Dataset records

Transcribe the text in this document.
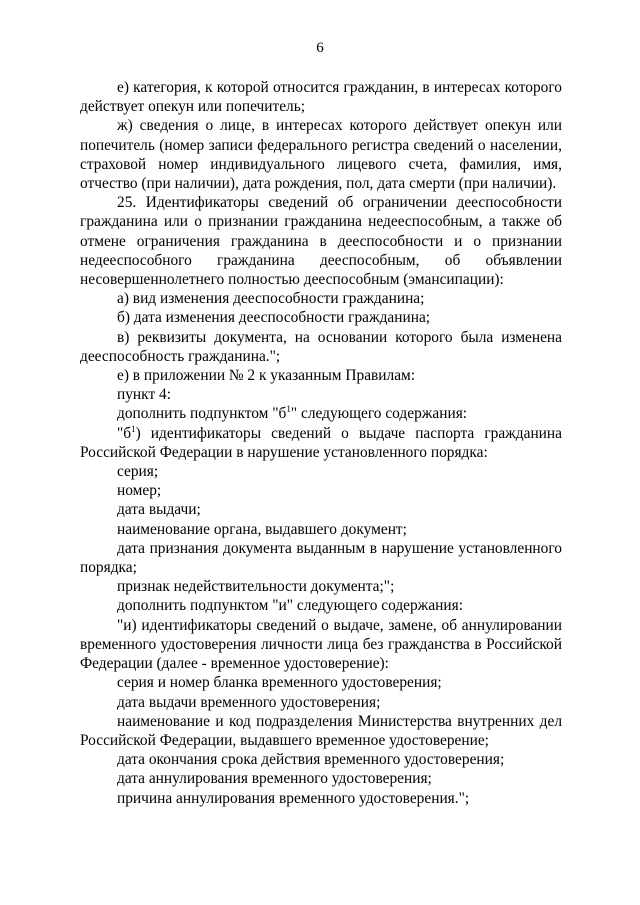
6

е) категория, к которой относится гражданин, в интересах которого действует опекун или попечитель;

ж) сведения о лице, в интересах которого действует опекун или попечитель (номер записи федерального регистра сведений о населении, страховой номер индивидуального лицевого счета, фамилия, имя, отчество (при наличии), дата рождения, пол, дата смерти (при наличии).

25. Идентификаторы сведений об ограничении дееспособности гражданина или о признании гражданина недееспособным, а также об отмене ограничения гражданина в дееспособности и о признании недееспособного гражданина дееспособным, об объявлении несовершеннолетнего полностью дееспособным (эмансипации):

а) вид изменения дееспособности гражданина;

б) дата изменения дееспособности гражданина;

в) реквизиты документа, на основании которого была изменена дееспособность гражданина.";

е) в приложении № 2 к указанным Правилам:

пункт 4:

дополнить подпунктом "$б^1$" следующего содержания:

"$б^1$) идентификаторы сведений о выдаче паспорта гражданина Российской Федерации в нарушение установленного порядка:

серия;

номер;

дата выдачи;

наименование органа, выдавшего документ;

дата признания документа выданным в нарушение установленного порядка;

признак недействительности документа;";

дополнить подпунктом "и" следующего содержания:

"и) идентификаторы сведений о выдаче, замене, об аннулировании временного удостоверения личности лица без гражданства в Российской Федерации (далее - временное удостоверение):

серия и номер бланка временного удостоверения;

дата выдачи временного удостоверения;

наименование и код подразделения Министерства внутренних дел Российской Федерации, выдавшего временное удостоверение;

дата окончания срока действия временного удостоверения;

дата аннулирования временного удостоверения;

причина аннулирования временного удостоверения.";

What the exercise asks
Transcribe the records above exactly, omitting every picture they contain.

Finished exercise
Transcribe the text in this document.
6

е) категория, к которой относится гражданин, в интересах которого действует опекун или попечитель;

ж) сведения о лице, в интересах которого действует опекун или попечитель (номер записи федерального регистра сведений о населении, страховой номер индивидуального лицевого счета, фамилия, имя, отчество (при наличии), дата рождения, пол, дата смерти (при наличии).

25. Идентификаторы сведений об ограничении дееспособности гражданина или о признании гражданина недееспособным, а также об отмене ограничения гражданина в дееспособности и о признании недееспособного гражданина дееспособным, об объявлении несовершеннолетнего полностью дееспособным (эмансипации):

а) вид изменения дееспособности гражданина;

б) дата изменения дееспособности гражданина;

в) реквизиты документа, на основании которого была изменена дееспособность гражданина.";

е) в приложении № 2 к указанным Правилам:

пункт 4:

дополнить подпунктом "$б^1$" следующего содержания:

"$б^1$) идентификаторы сведений о выдаче паспорта гражданина Российской Федерации в нарушение установленного порядка:

серия;

номер;

дата выдачи;

наименование органа, выдавшего документ;

дата признания документа выданным в нарушение установленного порядка;

признак недействительности документа;";

дополнить подпунктом "и" следующего содержания:

"и) идентификаторы сведений о выдаче, замене, об аннулировании временного удостоверения личности лица без гражданства в Российской Федерации (далее - временное удостоверение):

серия и номер бланка временного удостоверения;

дата выдачи временного удостоверения;

наименование и код подразделения Министерства внутренних дел Российской Федерации, выдавшего временное удостоверение;

дата окончания срока действия временного удостоверения;

дата аннулирования временного удостоверения;

причина аннулирования временного удостоверения.";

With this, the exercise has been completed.